Copy the lines below as they are; omit the images they contain.
-- Records for the exercise start --
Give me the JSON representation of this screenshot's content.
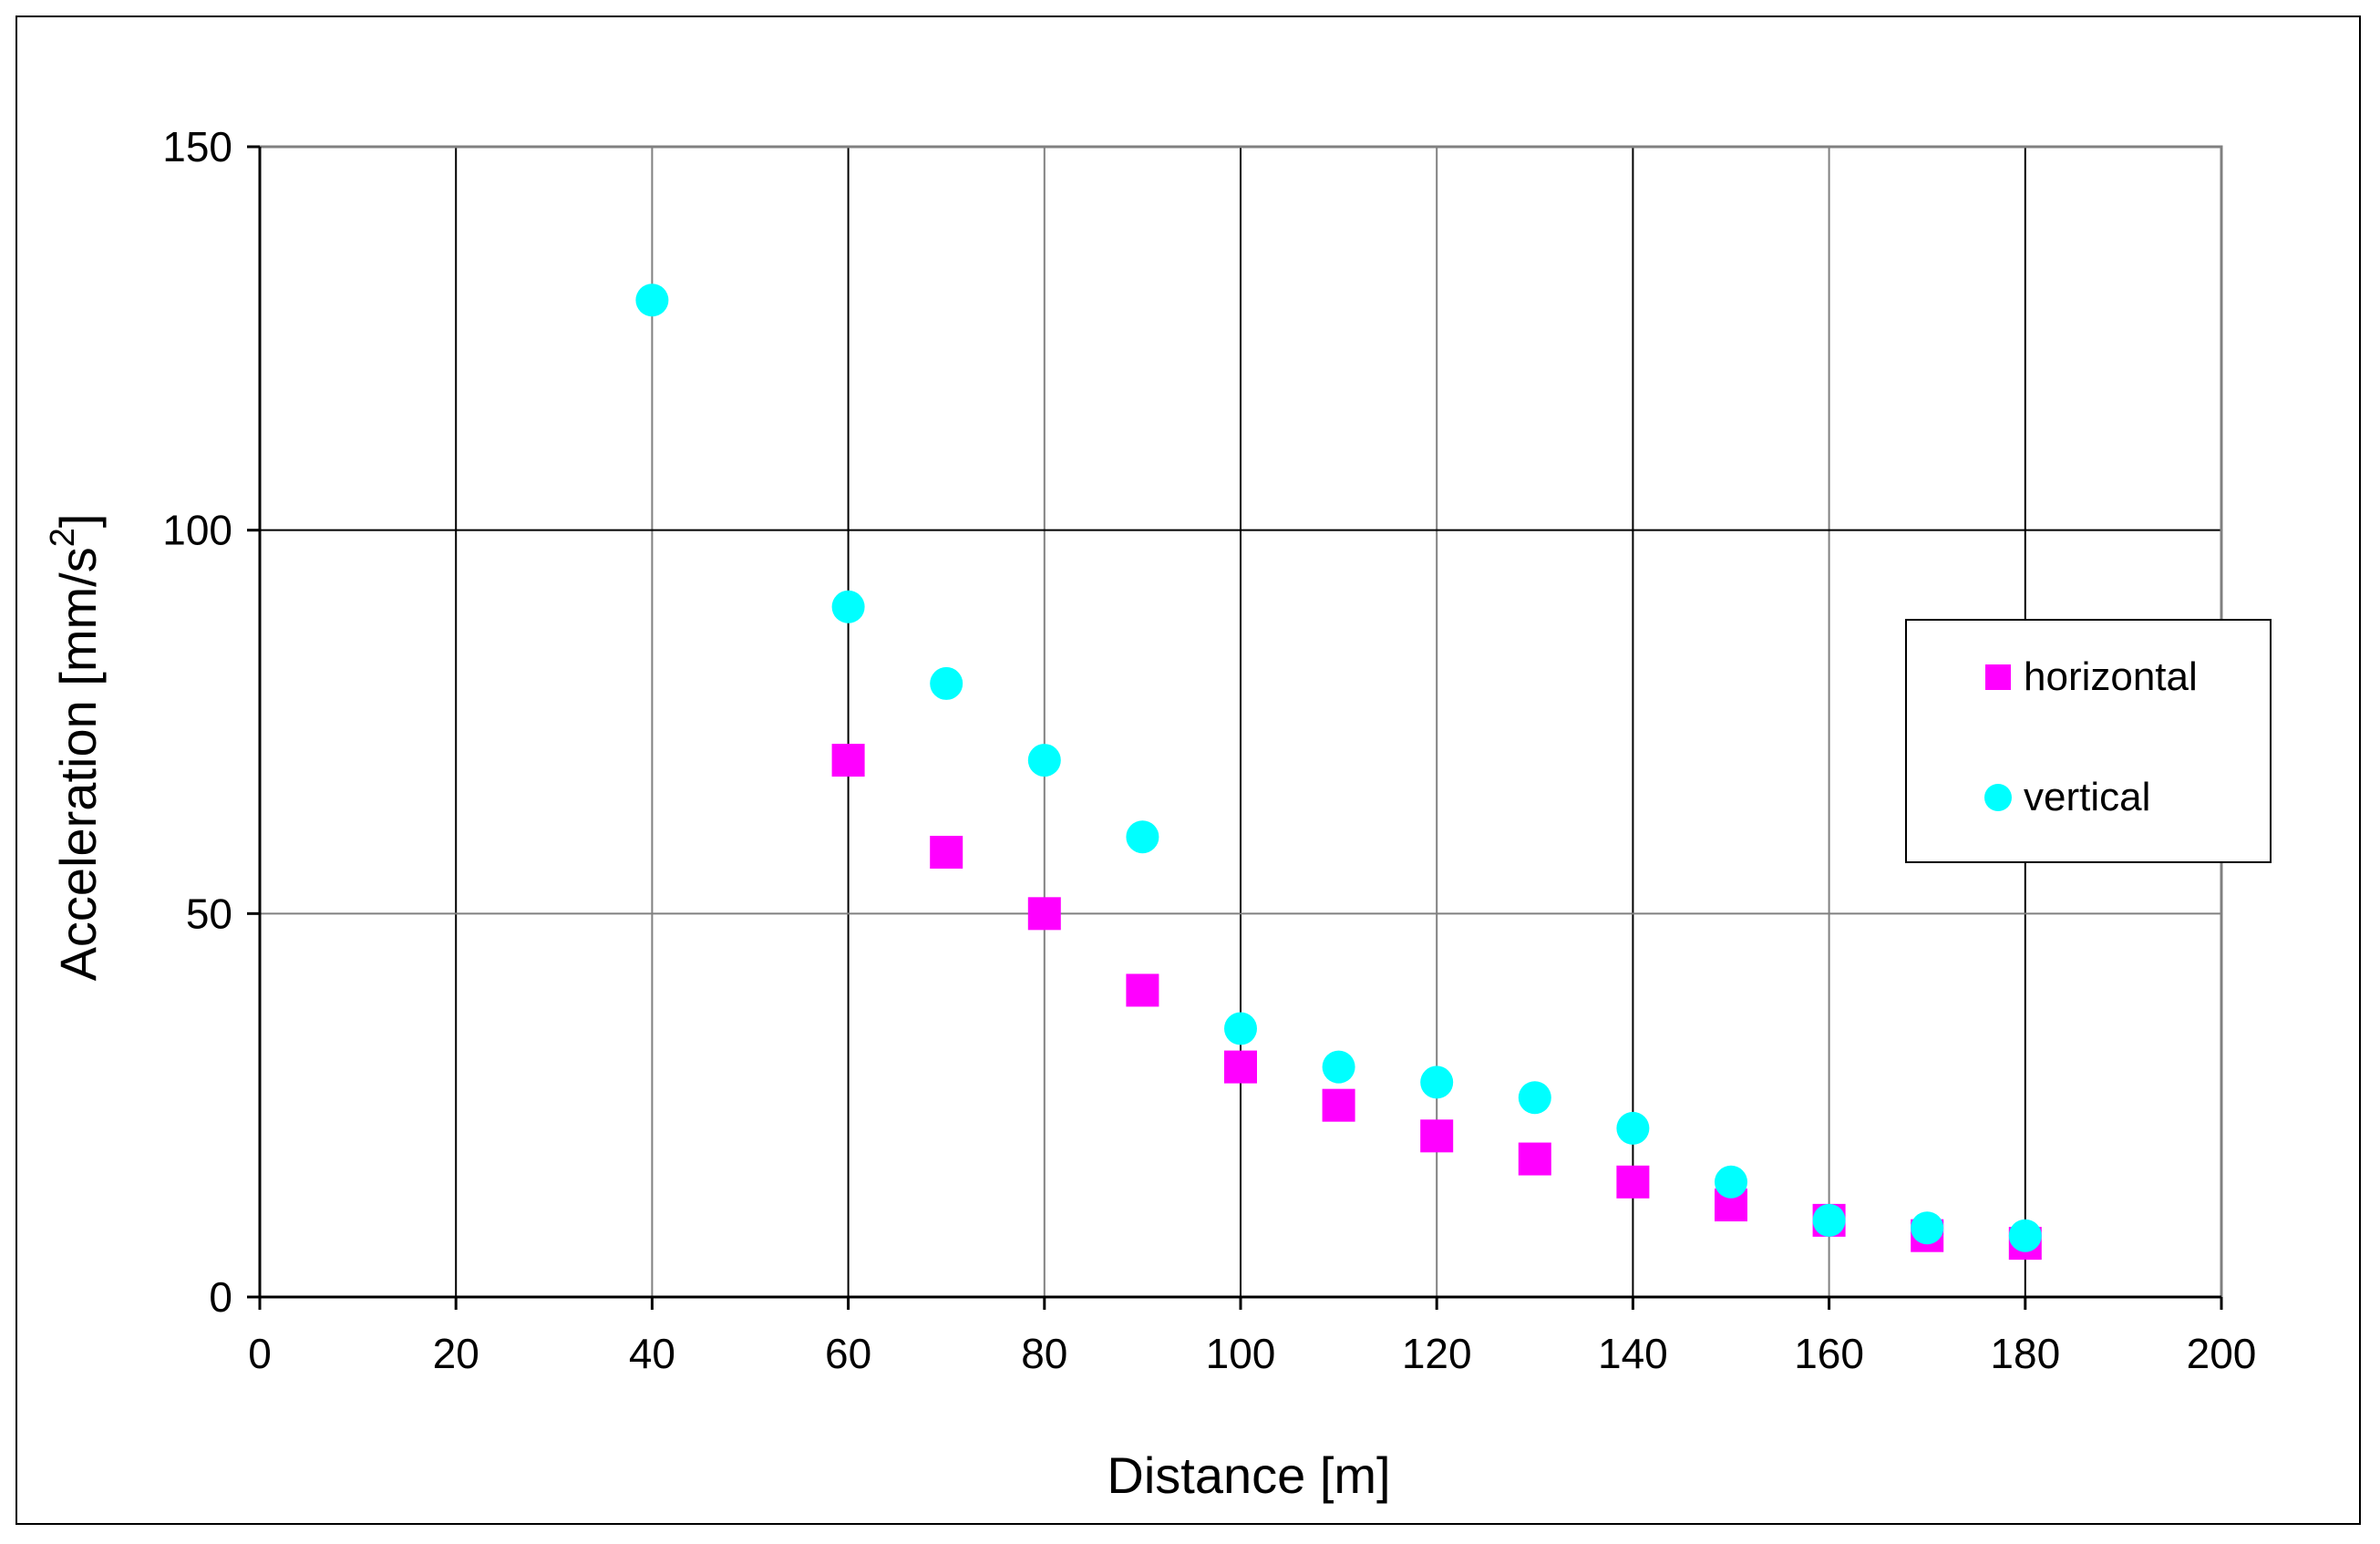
{
  "chart_data": {
    "type": "scatter",
    "title": "",
    "xlabel": "Distance [m]",
    "ylabel": "Acceleration [mm/s",
    "ylabel_superscript": "2",
    "ylabel_suffix": "]",
    "xlim": [
      0,
      200
    ],
    "ylim": [
      0,
      150
    ],
    "xticks": [
      "0",
      "20",
      "40",
      "60",
      "80",
      "100",
      "120",
      "140",
      "160",
      "180",
      "200"
    ],
    "yticks": [
      "0",
      "50",
      "100",
      "150"
    ],
    "grid": true,
    "legend_position": "right",
    "series": [
      {
        "name": "horizontal",
        "marker": "square",
        "color": "#ff00ff",
        "points": [
          {
            "x": 60,
            "y": 70
          },
          {
            "x": 70,
            "y": 58
          },
          {
            "x": 80,
            "y": 50
          },
          {
            "x": 90,
            "y": 40
          },
          {
            "x": 100,
            "y": 30
          },
          {
            "x": 110,
            "y": 25
          },
          {
            "x": 120,
            "y": 21
          },
          {
            "x": 130,
            "y": 18
          },
          {
            "x": 140,
            "y": 15
          },
          {
            "x": 150,
            "y": 12
          },
          {
            "x": 160,
            "y": 10
          },
          {
            "x": 170,
            "y": 8
          },
          {
            "x": 180,
            "y": 7
          }
        ]
      },
      {
        "name": "vertical",
        "marker": "circle",
        "color": "#00ffff",
        "points": [
          {
            "x": 40,
            "y": 130
          },
          {
            "x": 60,
            "y": 90
          },
          {
            "x": 70,
            "y": 80
          },
          {
            "x": 80,
            "y": 70
          },
          {
            "x": 90,
            "y": 60
          },
          {
            "x": 100,
            "y": 35
          },
          {
            "x": 110,
            "y": 30
          },
          {
            "x": 120,
            "y": 28
          },
          {
            "x": 130,
            "y": 26
          },
          {
            "x": 140,
            "y": 22
          },
          {
            "x": 150,
            "y": 15
          },
          {
            "x": 160,
            "y": 10
          },
          {
            "x": 170,
            "y": 9
          },
          {
            "x": 180,
            "y": 8
          }
        ]
      }
    ]
  }
}
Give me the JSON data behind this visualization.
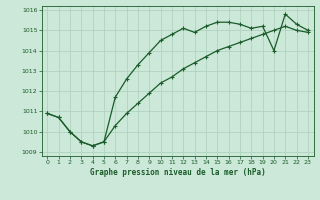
-- Records for the exercise end --
_Full answer_
Give me the JSON representation of this screenshot's content.
{
  "chart_data": {
    "type": "scatter",
    "title": "",
    "xlabel": "Distance [m]",
    "ylabel": "Acceleration [mm/s",
    "ylabel_superscript": "2",
    "ylabel_suffix": "]",
    "xlim": [
      0,
      200
    ],
    "ylim": [
      0,
      150
    ],
    "xticks": [
      "0",
      "20",
      "40",
      "60",
      "80",
      "100",
      "120",
      "140",
      "160",
      "180",
      "200"
    ],
    "yticks": [
      "0",
      "50",
      "100",
      "150"
    ],
    "grid": true,
    "legend_position": "right",
    "series": [
      {
        "name": "horizontal",
        "marker": "square",
        "color": "#ff00ff",
        "points": [
          {
            "x": 60,
            "y": 70
          },
          {
            "x": 70,
            "y": 58
          },
          {
            "x": 80,
            "y": 50
          },
          {
            "x": 90,
            "y": 40
          },
          {
            "x": 100,
            "y": 30
          },
          {
            "x": 110,
            "y": 25
          },
          {
            "x": 120,
            "y": 21
          },
          {
            "x": 130,
            "y": 18
          },
          {
            "x": 140,
            "y": 15
          },
          {
            "x": 150,
            "y": 12
          },
          {
            "x": 160,
            "y": 10
          },
          {
            "x": 170,
            "y": 8
          },
          {
            "x": 180,
            "y": 7
          }
        ]
      },
      {
        "name": "vertical",
        "marker": "circle",
        "color": "#00ffff",
        "points": [
          {
            "x": 40,
            "y": 130
          },
          {
            "x": 60,
            "y": 90
          },
          {
            "x": 70,
            "y": 80
          },
          {
            "x": 80,
            "y": 70
          },
          {
            "x": 90,
            "y": 60
          },
          {
            "x": 100,
            "y": 35
          },
          {
            "x": 110,
            "y": 30
          },
          {
            "x": 120,
            "y": 28
          },
          {
            "x": 130,
            "y": 26
          },
          {
            "x": 140,
            "y": 22
          },
          {
            "x": 150,
            "y": 15
          },
          {
            "x": 160,
            "y": 10
          },
          {
            "x": 170,
            "y": 9
          },
          {
            "x": 180,
            "y": 8
          }
        ]
      }
    ]
  }
}
Give me the JSON data behind this visualization.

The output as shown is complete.